[Start Selected text]

3 Commentaries on Youth Development Worth Reading


Throughout March, Devex led an interactive online conversation called Youth Will that explored the power of youth to change their own future and those of their peers. Along with MasterCard Foundation, UN Habitat, and the Commonwealth Secretariat, Chemonics was proud to co-sponsor the conversation.

Three of our youth development experts addressed pressing challenges in youth development and explored some promising ways forward in the commentaries below. Be sure to check them out!

4 Lessons on Youth and Peace Building in Lebanon, by Oriana Wuerth

Generations raised in conflict zones have the opportunity to turn to violence or contribute to peacebuilding. In her commentary, former Chief of Party Oriana Wuerth shares four lessons she learned about how to effectively engage youth in peacebuilding based on her experience in Lebanon.

[End Selected text]
[Start Excerpted data]

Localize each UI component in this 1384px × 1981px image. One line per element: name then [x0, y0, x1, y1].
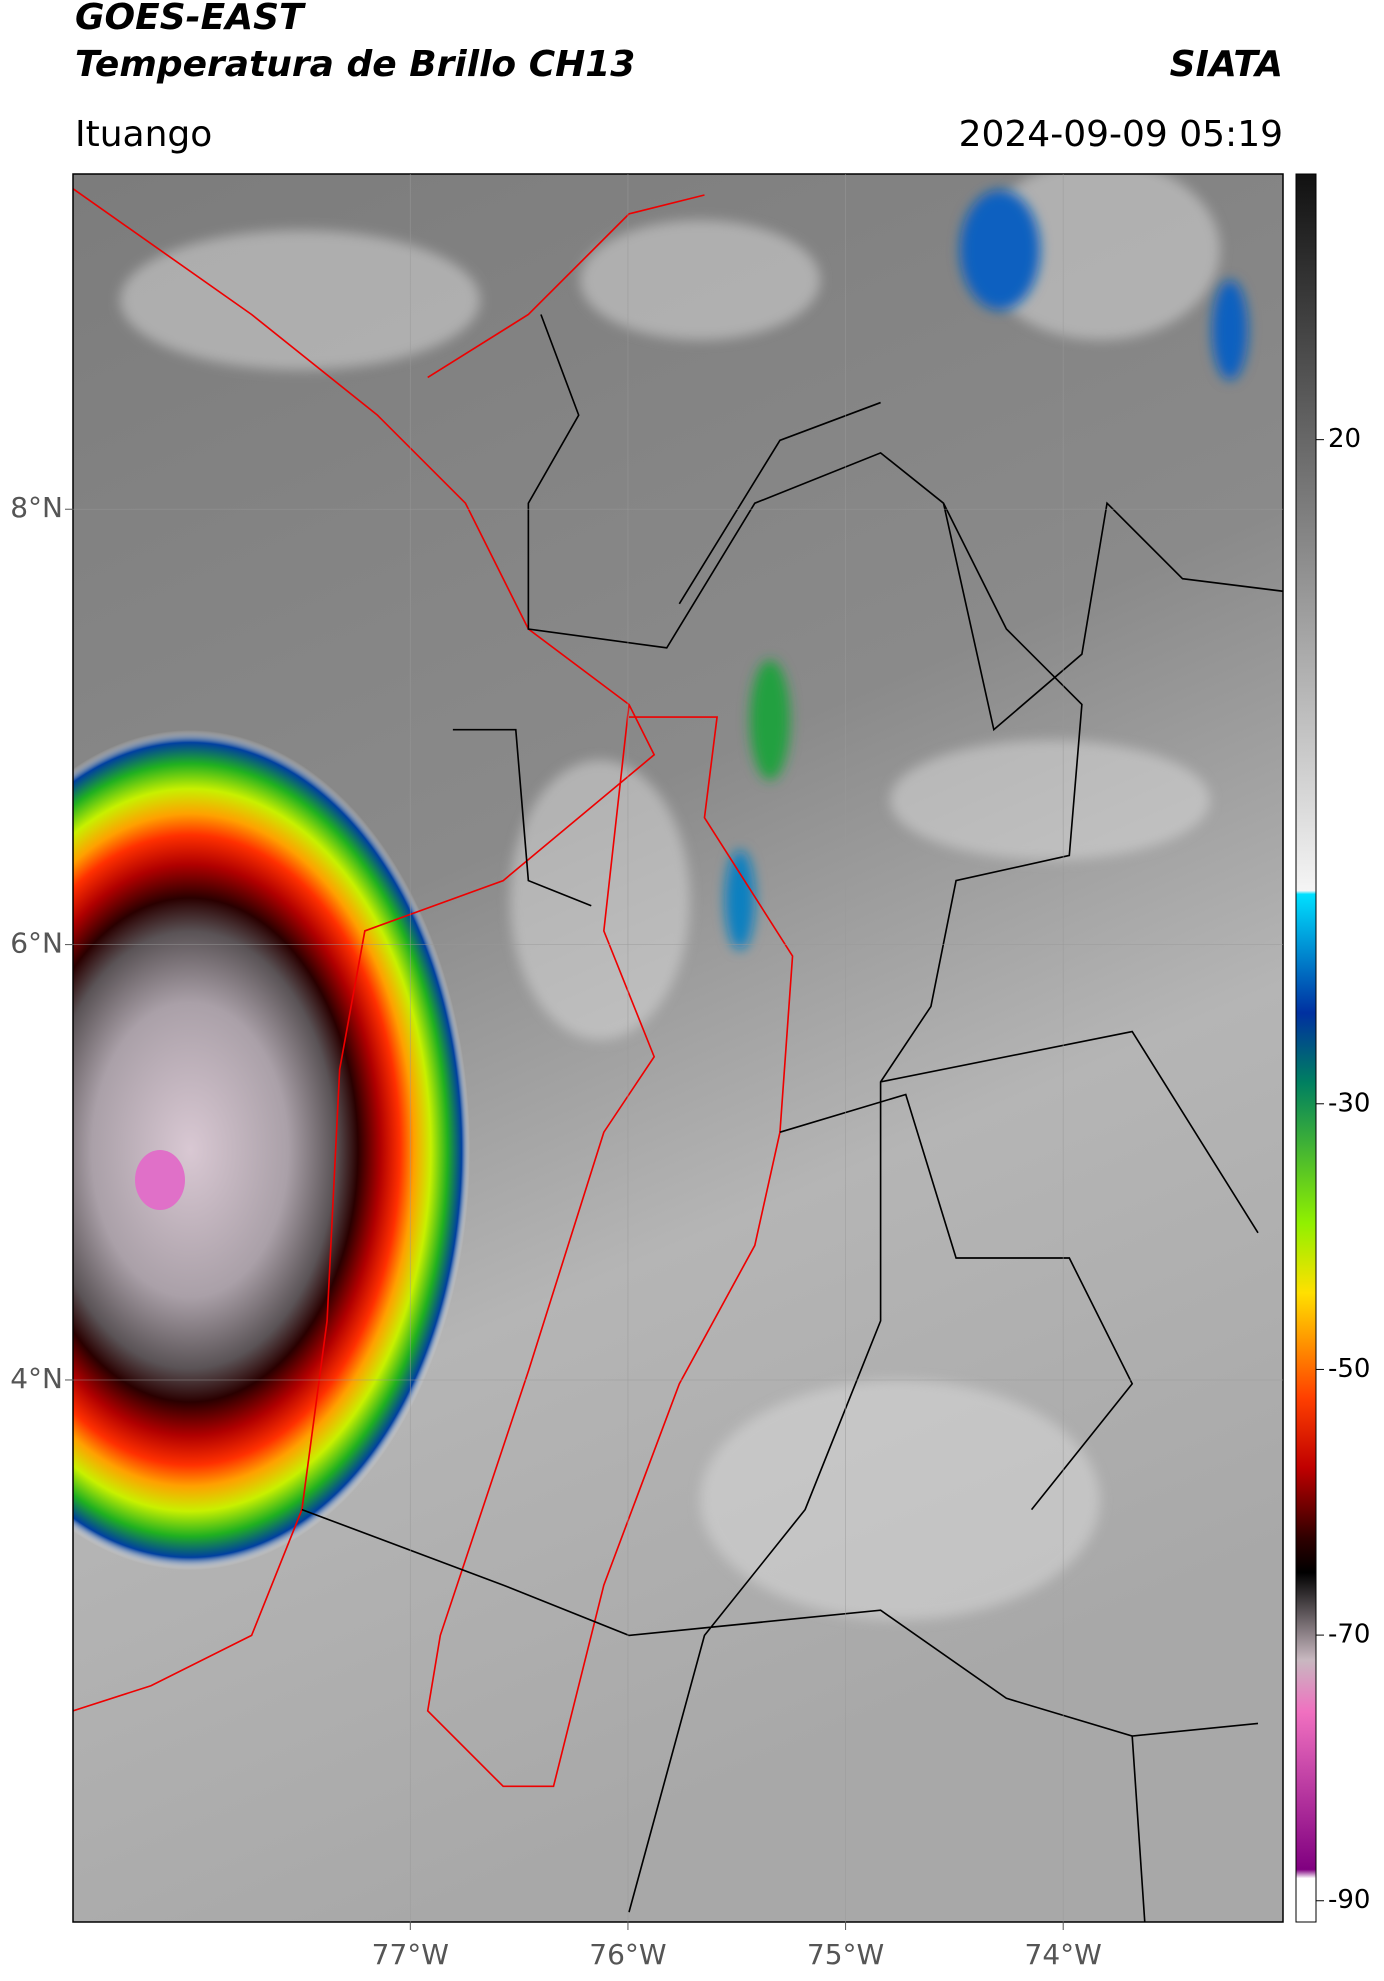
colorbar-tick-label: -50 [1328, 1354, 1370, 1384]
map-frame [72, 173, 1284, 1923]
datetime: 2024-09-09 05:19 [959, 114, 1283, 155]
lat-tick-label: 8°N [10, 491, 63, 524]
subtitle: Temperatura de Brillo CH13 [75, 44, 635, 85]
lon-tick-label: 75°W [807, 1938, 884, 1971]
lon-tick-label: 77°W [372, 1938, 449, 1971]
colorbar-tick-label: -90 [1328, 1885, 1370, 1915]
colorbar [1295, 173, 1317, 1923]
lon-tick-label: 76°W [589, 1938, 666, 1971]
colorbar-tick-label: 20 [1328, 424, 1361, 454]
brand: SIATA [1170, 44, 1283, 85]
lon-tick-label: 74°W [1025, 1938, 1102, 1971]
lat-tick-label: 6°N [10, 927, 63, 960]
colorbar-tick-label: -70 [1328, 1620, 1370, 1650]
colorbar-tick-label: -30 [1328, 1088, 1370, 1118]
title: GOES-EAST [75, 0, 306, 38]
location: Ituango [75, 114, 212, 155]
map-image [73, 174, 1283, 1922]
graticule: 8°N 6°N 4°N 77°W 76°W 75°W 74°W [10, 174, 1283, 1971]
lat-tick-label: 4°N [10, 1362, 63, 1395]
colorbar-ticks: 20 -30 -50 -70 -90 [1316, 424, 1370, 1915]
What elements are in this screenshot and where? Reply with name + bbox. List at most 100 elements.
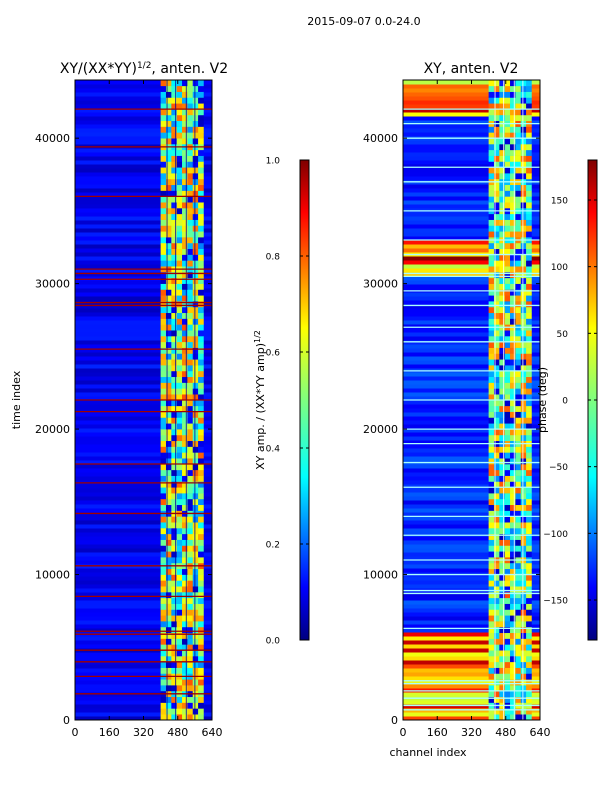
heatmap-block	[171, 446, 177, 453]
heatmap-block	[171, 219, 177, 226]
heatmap-block	[488, 347, 495, 354]
heatmap-block	[160, 644, 167, 651]
heatmap-block	[187, 714, 194, 720]
heatmap-block	[187, 330, 194, 337]
heatmap-block	[504, 586, 511, 593]
heatmap-row	[75, 336, 212, 341]
x-tick-label: 160	[99, 726, 120, 739]
heatmap-block	[493, 225, 500, 232]
heatmap-block	[187, 481, 194, 488]
heatmap-block	[165, 498, 172, 506]
heatmap-block	[520, 400, 527, 407]
heatmap-block	[182, 85, 188, 92]
heatmap-block	[198, 568, 204, 575]
heatmap-block	[182, 306, 188, 314]
heatmap-block	[171, 469, 177, 476]
left-panel: XY/(XX*YY)1/2, anten. V2 0 160 320 480 64001…	[10, 61, 228, 739]
heatmap-block	[499, 493, 505, 500]
heatmap-block	[198, 330, 204, 337]
heatmap-block	[526, 318, 532, 325]
heatmap-block	[520, 336, 527, 343]
heatmap-block	[515, 341, 522, 348]
heatmap-block	[499, 91, 505, 98]
heatmap-block	[493, 446, 500, 453]
heatmap-block	[520, 469, 527, 476]
heatmap-block	[504, 266, 511, 273]
heatmap-block	[510, 260, 516, 267]
heatmap-row	[403, 604, 540, 609]
heatmap-block	[171, 452, 177, 459]
heatmap-block	[526, 562, 532, 570]
heatmap-block	[160, 667, 167, 674]
heatmap-block	[488, 144, 495, 151]
heatmap-row	[75, 688, 212, 693]
heatmap-block	[504, 353, 511, 360]
heatmap-block	[515, 661, 522, 668]
heatmap-block	[488, 365, 495, 372]
heatmap-block	[160, 661, 167, 668]
heatmap-block	[171, 626, 177, 634]
heatmap-block	[171, 493, 177, 500]
heatmap-block	[499, 411, 505, 418]
heatmap-row	[75, 528, 212, 533]
heatmap-block	[182, 382, 188, 389]
heatmap-block	[488, 592, 495, 599]
heatmap-block	[499, 469, 505, 476]
colorbar-tick-label: 50	[557, 330, 569, 340]
heatmap-block	[171, 347, 177, 354]
heatmap-block	[182, 458, 188, 465]
heatmap-block	[192, 464, 199, 471]
heatmap-block	[176, 667, 183, 674]
heatmap-block	[504, 475, 511, 482]
heatmap-row	[403, 336, 540, 341]
heatmap-block	[515, 295, 522, 302]
heatmap-block	[160, 702, 167, 709]
heatmap-block	[171, 370, 177, 378]
heatmap-block	[182, 464, 188, 471]
heatmap-block	[198, 149, 204, 156]
heatmap-block	[499, 423, 505, 430]
x-tick-label: 160	[427, 726, 448, 739]
heatmap-block	[520, 586, 527, 593]
heatmap-block	[198, 109, 204, 116]
heatmap-block	[493, 498, 500, 506]
heatmap-block	[488, 551, 495, 558]
heatmap-block	[499, 301, 505, 308]
heatmap-block	[171, 167, 177, 174]
heatmap-block	[493, 481, 500, 488]
heatmap-block	[165, 429, 172, 436]
heatmap-block	[176, 400, 183, 407]
heatmap-block	[499, 545, 505, 552]
heatmap-block	[504, 545, 511, 552]
heatmap-block	[160, 423, 167, 430]
heatmap-block	[488, 411, 495, 418]
heatmap-block	[182, 301, 188, 308]
heatmap-block	[510, 481, 516, 488]
heatmap-block	[198, 213, 204, 220]
heatmap-block	[182, 260, 188, 267]
heatmap-row	[75, 580, 212, 585]
heatmap-block	[198, 97, 204, 104]
heatmap-block	[493, 277, 500, 284]
heatmap-block	[520, 138, 527, 145]
heatmap-block	[182, 429, 188, 436]
heatmap-block	[160, 429, 167, 436]
heatmap-block	[499, 266, 505, 273]
heatmap-block	[526, 516, 532, 523]
heatmap-block	[182, 487, 188, 494]
heatmap-block	[520, 242, 527, 250]
heatmap-block	[520, 580, 527, 587]
heatmap-block	[520, 190, 527, 197]
heatmap-block	[192, 586, 199, 593]
heatmap-row	[403, 540, 540, 545]
heatmap-block	[515, 231, 522, 238]
heatmap-block	[198, 557, 204, 564]
heatmap-block	[192, 301, 199, 308]
heatmap-block	[192, 173, 199, 180]
heatmap-block	[515, 219, 522, 226]
heatmap-block	[192, 609, 199, 616]
heatmap-block	[165, 434, 172, 442]
heatmap-block	[520, 528, 527, 535]
heatmap-block	[526, 539, 532, 546]
heatmap-block	[165, 685, 172, 692]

[End Excerpted data]

**Tasks to complete**
[A] According to the youth development page, in which country did Oriana Wuerth gain the experience behind her four lessons?
[B] From the youth development page, reproduce verbatim the part that begins with the words containing "3 Commentaries on" and ends with "experience in Lebanon.".

**In response**
[A] Lebanon

[B]
3 Commentaries on Youth Development Worth Reading


Throughout March, Devex led an interactive online conversation called Youth Will that explored the power of youth to change their own future and those of their peers. Along with MasterCard Foundation, UN Habitat, and the Commonwealth Secretariat, Chemonics was proud to co-sponsor the conversation.

Three of our youth development experts addressed pressing challenges in youth development and explored some promising ways forward in the commentaries below. Be sure to check them out!

4 Lessons on Youth and Peace Building in Lebanon, by Oriana Wuerth

Generations raised in conflict zones have the opportunity to turn to violence or contribute to peacebuilding. In her commentary, former Chief of Party Oriana Wuerth shares four lessons she learned about how to effectively engage youth in peacebuilding based on her experience in Lebanon.